_Job_
Below is a listing; copy all of it exactly.

(Figure content listings)
——————

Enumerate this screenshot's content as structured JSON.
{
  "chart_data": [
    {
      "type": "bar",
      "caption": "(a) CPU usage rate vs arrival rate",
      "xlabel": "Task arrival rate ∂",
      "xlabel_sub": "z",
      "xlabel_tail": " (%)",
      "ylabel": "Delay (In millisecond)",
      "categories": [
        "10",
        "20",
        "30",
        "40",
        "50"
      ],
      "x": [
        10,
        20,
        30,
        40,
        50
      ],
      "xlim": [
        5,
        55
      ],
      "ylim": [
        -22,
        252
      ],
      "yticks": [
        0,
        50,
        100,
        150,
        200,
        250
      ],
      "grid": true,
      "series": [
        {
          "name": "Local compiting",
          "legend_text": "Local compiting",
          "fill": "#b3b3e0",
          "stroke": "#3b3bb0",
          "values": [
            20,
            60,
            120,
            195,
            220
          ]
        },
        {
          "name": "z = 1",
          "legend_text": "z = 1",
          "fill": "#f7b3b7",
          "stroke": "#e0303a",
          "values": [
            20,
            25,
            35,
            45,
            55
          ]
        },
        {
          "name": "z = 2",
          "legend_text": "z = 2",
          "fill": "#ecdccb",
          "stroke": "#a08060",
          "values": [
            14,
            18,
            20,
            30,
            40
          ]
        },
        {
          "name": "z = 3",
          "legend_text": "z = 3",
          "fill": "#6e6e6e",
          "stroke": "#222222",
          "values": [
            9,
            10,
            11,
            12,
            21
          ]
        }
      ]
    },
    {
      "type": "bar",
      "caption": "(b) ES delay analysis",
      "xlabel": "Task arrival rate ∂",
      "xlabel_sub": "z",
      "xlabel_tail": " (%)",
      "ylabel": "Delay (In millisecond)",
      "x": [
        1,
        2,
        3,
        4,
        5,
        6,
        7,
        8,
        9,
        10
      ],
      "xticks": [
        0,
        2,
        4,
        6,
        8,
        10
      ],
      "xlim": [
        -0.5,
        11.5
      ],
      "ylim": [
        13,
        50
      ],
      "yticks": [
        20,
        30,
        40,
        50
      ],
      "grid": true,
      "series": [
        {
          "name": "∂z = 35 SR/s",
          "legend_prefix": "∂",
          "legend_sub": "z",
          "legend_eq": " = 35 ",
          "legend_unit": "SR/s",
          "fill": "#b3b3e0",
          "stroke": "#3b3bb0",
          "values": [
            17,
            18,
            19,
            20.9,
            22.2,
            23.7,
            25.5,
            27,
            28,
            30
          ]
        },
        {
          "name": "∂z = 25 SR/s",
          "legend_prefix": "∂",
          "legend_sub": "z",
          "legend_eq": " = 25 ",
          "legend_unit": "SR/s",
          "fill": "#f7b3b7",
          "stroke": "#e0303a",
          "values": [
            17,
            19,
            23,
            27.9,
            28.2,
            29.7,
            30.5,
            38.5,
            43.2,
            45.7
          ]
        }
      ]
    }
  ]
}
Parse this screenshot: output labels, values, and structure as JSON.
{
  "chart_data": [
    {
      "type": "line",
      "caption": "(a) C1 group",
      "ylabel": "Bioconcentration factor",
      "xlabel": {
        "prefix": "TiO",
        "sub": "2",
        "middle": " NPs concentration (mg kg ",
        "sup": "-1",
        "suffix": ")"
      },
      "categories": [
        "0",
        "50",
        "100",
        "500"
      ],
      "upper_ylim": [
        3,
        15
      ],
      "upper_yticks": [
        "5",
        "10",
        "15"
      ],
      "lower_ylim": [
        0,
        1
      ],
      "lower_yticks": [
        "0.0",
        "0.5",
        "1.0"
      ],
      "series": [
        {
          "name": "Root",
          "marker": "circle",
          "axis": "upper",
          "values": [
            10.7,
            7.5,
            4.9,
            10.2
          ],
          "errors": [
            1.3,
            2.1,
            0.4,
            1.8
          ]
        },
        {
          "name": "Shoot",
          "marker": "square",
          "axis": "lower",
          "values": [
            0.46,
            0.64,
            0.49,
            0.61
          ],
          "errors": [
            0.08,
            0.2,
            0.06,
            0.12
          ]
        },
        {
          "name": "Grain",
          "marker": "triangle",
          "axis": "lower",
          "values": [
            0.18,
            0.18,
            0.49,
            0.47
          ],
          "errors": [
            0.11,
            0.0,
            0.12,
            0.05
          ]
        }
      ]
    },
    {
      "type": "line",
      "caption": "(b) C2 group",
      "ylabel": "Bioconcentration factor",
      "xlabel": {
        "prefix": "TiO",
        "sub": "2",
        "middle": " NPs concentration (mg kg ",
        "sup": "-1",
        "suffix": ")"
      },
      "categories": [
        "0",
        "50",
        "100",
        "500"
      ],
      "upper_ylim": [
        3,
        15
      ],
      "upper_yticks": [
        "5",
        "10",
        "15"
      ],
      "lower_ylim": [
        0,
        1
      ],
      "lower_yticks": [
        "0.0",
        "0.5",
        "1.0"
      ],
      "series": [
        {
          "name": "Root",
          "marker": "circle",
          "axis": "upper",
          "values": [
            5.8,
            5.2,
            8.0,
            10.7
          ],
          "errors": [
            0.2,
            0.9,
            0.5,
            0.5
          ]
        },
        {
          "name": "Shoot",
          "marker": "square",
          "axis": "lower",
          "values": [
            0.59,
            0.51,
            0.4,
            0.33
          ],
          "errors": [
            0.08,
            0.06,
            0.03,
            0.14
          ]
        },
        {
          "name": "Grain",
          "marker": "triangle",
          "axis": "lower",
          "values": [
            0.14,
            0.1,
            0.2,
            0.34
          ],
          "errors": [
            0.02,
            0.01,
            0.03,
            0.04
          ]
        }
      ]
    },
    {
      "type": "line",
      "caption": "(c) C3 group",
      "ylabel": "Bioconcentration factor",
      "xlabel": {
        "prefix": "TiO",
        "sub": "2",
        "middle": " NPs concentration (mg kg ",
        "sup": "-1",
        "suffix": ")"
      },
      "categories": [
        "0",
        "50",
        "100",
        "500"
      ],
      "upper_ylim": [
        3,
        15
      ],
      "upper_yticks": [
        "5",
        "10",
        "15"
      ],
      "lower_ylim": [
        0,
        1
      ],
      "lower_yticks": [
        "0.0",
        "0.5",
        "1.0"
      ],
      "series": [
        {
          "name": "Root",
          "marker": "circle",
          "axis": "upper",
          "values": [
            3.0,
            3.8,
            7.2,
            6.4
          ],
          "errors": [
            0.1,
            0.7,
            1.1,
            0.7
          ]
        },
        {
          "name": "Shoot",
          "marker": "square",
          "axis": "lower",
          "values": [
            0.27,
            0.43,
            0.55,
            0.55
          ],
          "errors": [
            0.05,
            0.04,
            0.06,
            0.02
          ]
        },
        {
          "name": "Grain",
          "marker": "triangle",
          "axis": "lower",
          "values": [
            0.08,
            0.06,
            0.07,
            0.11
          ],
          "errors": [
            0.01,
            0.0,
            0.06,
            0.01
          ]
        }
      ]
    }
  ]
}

——————

_Problem solution_
Enumerate this screenshot's content as structured JSON.
{
  "chart_data": [
    {
      "type": "bar",
      "caption": "(a) CPU usage rate vs arrival rate",
      "xlabel": "Task arrival rate ∂",
      "xlabel_sub": "z",
      "xlabel_tail": " (%)",
      "ylabel": "Delay (In millisecond)",
      "categories": [
        "10",
        "20",
        "30",
        "40",
        "50"
      ],
      "x": [
        10,
        20,
        30,
        40,
        50
      ],
      "xlim": [
        5,
        55
      ],
      "ylim": [
        -22,
        252
      ],
      "yticks": [
        0,
        50,
        100,
        150,
        200,
        250
      ],
      "grid": true,
      "series": [
        {
          "name": "Local compiting",
          "legend_text": "Local compiting",
          "fill": "#b3b3e0",
          "stroke": "#3b3bb0",
          "values": [
            20,
            60,
            120,
            195,
            220
          ]
        },
        {
          "name": "z = 1",
          "legend_text": "z = 1",
          "fill": "#f7b3b7",
          "stroke": "#e0303a",
          "values": [
            20,
            25,
            35,
            45,
            55
          ]
        },
        {
          "name": "z = 2",
          "legend_text": "z = 2",
          "fill": "#ecdccb",
          "stroke": "#a08060",
          "values": [
            14,
            18,
            20,
            30,
            40
          ]
        },
        {
          "name": "z = 3",
          "legend_text": "z = 3",
          "fill": "#6e6e6e",
          "stroke": "#222222",
          "values": [
            9,
            10,
            11,
            12,
            21
          ]
        }
      ]
    },
    {
      "type": "bar",
      "caption": "(b) ES delay analysis",
      "xlabel": "Task arrival rate ∂",
      "xlabel_sub": "z",
      "xlabel_tail": " (%)",
      "ylabel": "Delay (In millisecond)",
      "x": [
        1,
        2,
        3,
        4,
        5,
        6,
        7,
        8,
        9,
        10
      ],
      "xticks": [
        0,
        2,
        4,
        6,
        8,
        10
      ],
      "xlim": [
        -0.5,
        11.5
      ],
      "ylim": [
        13,
        50
      ],
      "yticks": [
        20,
        30,
        40,
        50
      ],
      "grid": true,
      "series": [
        {
          "name": "∂z = 35 SR/s",
          "legend_prefix": "∂",
          "legend_sub": "z",
          "legend_eq": " = 35 ",
          "legend_unit": "SR/s",
          "fill": "#b3b3e0",
          "stroke": "#3b3bb0",
          "values": [
            17,
            18,
            19,
            20.9,
            22.2,
            23.7,
            25.5,
            27,
            28,
            30
          ]
        },
        {
          "name": "∂z = 25 SR/s",
          "legend_prefix": "∂",
          "legend_sub": "z",
          "legend_eq": " = 25 ",
          "legend_unit": "SR/s",
          "fill": "#f7b3b7",
          "stroke": "#e0303a",
          "values": [
            17,
            19,
            23,
            27.9,
            28.2,
            29.7,
            30.5,
            38.5,
            43.2,
            45.7
          ]
        }
      ]
    }
  ]
}
Parse this screenshot: output labels, values, and structure as JSON.
{
  "chart_data": [
    {
      "type": "line",
      "caption": "(a) C1 group",
      "ylabel": "Bioconcentration factor",
      "xlabel": {
        "prefix": "TiO",
        "sub": "2",
        "middle": " NPs concentration (mg kg ",
        "sup": "-1",
        "suffix": ")"
      },
      "categories": [
        "0",
        "50",
        "100",
        "500"
      ],
      "upper_ylim": [
        3,
        15
      ],
      "upper_yticks": [
        "5",
        "10",
        "15"
      ],
      "lower_ylim": [
        0,
        1
      ],
      "lower_yticks": [
        "0.0",
        "0.5",
        "1.0"
      ],
      "series": [
        {
          "name": "Root",
          "marker": "circle",
          "axis": "upper",
          "values": [
            10.7,
            7.5,
            4.9,
            10.2
          ],
          "errors": [
            1.3,
            2.1,
            0.4,
            1.8
          ]
        },
        {
          "name": "Shoot",
          "marker": "square",
          "axis": "lower",
          "values": [
            0.46,
            0.64,
            0.49,
            0.61
          ],
          "errors": [
            0.08,
            0.2,
            0.06,
            0.12
          ]
        },
        {
          "name": "Grain",
          "marker": "triangle",
          "axis": "lower",
          "values": [
            0.18,
            0.18,
            0.49,
            0.47
          ],
          "errors": [
            0.11,
            0.0,
            0.12,
            0.05
          ]
        }
      ]
    },
    {
      "type": "line",
      "caption": "(b) C2 group",
      "ylabel": "Bioconcentration factor",
      "xlabel": {
        "prefix": "TiO",
        "sub": "2",
        "middle": " NPs concentration (mg kg ",
        "sup": "-1",
        "suffix": ")"
      },
      "categories": [
        "0",
        "50",
        "100",
        "500"
      ],
      "upper_ylim": [
        3,
        15
      ],
      "upper_yticks": [
        "5",
        "10",
        "15"
      ],
      "lower_ylim": [
        0,
        1
      ],
      "lower_yticks": [
        "0.0",
        "0.5",
        "1.0"
      ],
      "series": [
        {
          "name": "Root",
          "marker": "circle",
          "axis": "upper",
          "values": [
            5.8,
            5.2,
            8.0,
            10.7
          ],
          "errors": [
            0.2,
            0.9,
            0.5,
            0.5
          ]
        },
        {
          "name": "Shoot",
          "marker": "square",
          "axis": "lower",
          "values": [
            0.59,
            0.51,
            0.4,
            0.33
          ],
          "errors": [
            0.08,
            0.06,
            0.03,
            0.14
          ]
        },
        {
          "name": "Grain",
          "marker": "triangle",
          "axis": "lower",
          "values": [
            0.14,
            0.1,
            0.2,
            0.34
          ],
          "errors": [
            0.02,
            0.01,
            0.03,
            0.04
          ]
        }
      ]
    },
    {
      "type": "line",
      "caption": "(c) C3 group",
      "ylabel": "Bioconcentration factor",
      "xlabel": {
        "prefix": "TiO",
        "sub": "2",
        "middle": " NPs concentration (mg kg ",
        "sup": "-1",
        "suffix": ")"
      },
      "categories": [
        "0",
        "50",
        "100",
        "500"
      ],
      "upper_ylim": [
        3,
        15
      ],
      "upper_yticks": [
        "5",
        "10",
        "15"
      ],
      "lower_ylim": [
        0,
        1
      ],
      "lower_yticks": [
        "0.0",
        "0.5",
        "1.0"
      ],
      "series": [
        {
          "name": "Root",
          "marker": "circle",
          "axis": "upper",
          "values": [
            3.0,
            3.8,
            7.2,
            6.4
          ],
          "errors": [
            0.1,
            0.7,
            1.1,
            0.7
          ]
        },
        {
          "name": "Shoot",
          "marker": "square",
          "axis": "lower",
          "values": [
            0.27,
            0.43,
            0.55,
            0.55
          ],
          "errors": [
            0.05,
            0.04,
            0.06,
            0.02
          ]
        },
        {
          "name": "Grain",
          "marker": "triangle",
          "axis": "lower",
          "values": [
            0.08,
            0.06,
            0.07,
            0.11
          ],
          "errors": [
            0.01,
            0.0,
            0.06,
            0.01
          ]
        }
      ]
    }
  ]
}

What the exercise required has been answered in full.